Extracted entries:
__________

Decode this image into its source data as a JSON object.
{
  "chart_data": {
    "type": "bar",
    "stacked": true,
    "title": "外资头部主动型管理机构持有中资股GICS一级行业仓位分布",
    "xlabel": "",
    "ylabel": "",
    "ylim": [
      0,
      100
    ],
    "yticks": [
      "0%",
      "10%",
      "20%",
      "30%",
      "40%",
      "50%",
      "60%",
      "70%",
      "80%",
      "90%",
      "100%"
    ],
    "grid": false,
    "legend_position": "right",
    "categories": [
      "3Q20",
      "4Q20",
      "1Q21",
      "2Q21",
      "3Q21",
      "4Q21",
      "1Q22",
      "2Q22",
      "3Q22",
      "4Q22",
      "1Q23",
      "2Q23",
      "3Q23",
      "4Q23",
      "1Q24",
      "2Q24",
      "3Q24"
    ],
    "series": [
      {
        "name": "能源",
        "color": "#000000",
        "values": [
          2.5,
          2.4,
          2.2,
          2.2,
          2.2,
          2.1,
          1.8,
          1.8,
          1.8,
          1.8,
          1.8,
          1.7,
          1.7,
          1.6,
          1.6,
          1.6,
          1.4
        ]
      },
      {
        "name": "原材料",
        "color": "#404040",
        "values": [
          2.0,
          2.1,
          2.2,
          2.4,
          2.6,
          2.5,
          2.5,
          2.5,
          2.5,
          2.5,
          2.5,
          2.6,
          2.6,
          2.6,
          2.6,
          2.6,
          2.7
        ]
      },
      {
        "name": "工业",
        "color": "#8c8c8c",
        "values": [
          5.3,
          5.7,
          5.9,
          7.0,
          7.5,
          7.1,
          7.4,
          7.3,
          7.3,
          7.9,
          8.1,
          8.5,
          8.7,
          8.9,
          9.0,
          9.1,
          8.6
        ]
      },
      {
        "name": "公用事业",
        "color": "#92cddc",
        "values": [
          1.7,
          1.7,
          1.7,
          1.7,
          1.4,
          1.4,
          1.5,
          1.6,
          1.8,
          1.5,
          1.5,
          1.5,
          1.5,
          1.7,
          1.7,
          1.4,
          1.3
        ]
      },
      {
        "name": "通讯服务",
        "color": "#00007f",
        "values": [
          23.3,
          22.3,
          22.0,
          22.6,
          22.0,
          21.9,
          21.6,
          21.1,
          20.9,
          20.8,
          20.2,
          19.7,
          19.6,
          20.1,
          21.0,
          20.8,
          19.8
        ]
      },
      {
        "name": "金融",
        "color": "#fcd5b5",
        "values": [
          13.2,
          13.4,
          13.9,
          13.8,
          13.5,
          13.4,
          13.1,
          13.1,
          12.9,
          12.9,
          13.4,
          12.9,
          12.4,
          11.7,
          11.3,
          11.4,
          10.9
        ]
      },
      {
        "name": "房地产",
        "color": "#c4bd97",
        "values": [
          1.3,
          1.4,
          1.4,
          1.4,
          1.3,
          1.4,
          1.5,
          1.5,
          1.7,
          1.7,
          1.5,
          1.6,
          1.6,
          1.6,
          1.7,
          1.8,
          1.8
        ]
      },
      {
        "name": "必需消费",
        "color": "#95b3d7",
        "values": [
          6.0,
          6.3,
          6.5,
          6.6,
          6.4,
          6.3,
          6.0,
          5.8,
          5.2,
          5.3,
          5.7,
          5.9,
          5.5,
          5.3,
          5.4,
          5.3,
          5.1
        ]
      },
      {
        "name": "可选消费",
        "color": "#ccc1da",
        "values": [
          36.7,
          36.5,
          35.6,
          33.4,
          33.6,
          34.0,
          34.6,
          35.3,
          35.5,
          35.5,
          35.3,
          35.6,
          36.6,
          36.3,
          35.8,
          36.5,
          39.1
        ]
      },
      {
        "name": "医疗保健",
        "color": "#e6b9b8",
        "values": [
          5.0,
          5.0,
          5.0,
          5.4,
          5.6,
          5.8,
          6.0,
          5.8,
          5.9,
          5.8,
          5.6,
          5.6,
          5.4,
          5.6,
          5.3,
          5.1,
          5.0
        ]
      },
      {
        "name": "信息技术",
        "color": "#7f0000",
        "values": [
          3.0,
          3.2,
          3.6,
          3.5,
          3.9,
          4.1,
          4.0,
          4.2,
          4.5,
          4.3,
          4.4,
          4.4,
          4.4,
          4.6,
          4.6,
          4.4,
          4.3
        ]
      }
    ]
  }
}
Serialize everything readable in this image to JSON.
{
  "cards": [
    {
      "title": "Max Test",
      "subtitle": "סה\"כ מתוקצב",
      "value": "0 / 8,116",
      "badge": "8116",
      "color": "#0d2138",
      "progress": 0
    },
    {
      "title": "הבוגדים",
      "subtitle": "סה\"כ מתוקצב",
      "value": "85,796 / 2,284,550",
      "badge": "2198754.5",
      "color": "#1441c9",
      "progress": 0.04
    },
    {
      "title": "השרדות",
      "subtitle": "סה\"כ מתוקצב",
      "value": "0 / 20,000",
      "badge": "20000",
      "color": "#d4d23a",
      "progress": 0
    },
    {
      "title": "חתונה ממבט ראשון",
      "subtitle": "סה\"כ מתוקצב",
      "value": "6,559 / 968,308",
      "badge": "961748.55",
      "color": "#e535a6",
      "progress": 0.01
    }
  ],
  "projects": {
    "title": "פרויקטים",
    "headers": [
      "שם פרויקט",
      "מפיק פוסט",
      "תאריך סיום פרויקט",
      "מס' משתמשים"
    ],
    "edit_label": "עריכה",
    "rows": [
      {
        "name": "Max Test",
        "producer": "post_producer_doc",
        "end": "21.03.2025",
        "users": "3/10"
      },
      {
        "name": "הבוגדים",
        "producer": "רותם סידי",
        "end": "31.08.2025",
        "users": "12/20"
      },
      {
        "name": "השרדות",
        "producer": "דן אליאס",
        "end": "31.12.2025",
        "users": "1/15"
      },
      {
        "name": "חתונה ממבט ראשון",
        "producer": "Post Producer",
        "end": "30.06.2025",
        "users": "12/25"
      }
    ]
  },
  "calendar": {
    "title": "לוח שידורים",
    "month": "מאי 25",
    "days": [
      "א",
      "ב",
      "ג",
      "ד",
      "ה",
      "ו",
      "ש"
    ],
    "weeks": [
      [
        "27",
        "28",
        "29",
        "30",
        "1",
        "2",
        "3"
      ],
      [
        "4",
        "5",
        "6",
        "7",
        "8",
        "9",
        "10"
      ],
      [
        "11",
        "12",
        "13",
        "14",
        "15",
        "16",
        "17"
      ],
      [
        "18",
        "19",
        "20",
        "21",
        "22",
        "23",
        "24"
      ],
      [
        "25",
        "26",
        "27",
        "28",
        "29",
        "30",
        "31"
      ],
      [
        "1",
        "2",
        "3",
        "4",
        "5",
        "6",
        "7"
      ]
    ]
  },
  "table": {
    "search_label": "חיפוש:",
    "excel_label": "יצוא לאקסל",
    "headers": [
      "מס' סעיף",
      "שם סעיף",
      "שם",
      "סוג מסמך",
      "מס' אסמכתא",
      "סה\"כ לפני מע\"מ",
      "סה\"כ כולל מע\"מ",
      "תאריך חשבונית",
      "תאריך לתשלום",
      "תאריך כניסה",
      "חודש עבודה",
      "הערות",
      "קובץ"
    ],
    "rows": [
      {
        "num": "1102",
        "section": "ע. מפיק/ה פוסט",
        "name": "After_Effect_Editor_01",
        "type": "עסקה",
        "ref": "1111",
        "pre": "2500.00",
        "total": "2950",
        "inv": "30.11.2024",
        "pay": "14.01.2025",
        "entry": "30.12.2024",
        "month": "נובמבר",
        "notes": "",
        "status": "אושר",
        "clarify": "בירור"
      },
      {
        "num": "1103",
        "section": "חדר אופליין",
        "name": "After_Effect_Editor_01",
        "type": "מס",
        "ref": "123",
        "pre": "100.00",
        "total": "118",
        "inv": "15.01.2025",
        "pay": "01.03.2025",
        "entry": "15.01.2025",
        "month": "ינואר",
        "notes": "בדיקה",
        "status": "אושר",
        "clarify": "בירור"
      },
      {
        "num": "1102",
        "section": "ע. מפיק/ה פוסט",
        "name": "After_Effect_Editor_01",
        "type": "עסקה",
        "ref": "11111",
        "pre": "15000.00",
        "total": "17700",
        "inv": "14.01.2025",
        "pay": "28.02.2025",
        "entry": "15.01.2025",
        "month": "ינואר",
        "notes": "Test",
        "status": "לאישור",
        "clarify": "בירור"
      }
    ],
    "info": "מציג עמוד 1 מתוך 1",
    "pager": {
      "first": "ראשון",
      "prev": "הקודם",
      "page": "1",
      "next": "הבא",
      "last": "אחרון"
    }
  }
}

__________

Task objective: Copy every line of the material in which the word "ממבט" occurs.

Reply to the exercise:
      "title": "חתונה ממבט ראשון",
        "name": "חתונה ממבט ראשון",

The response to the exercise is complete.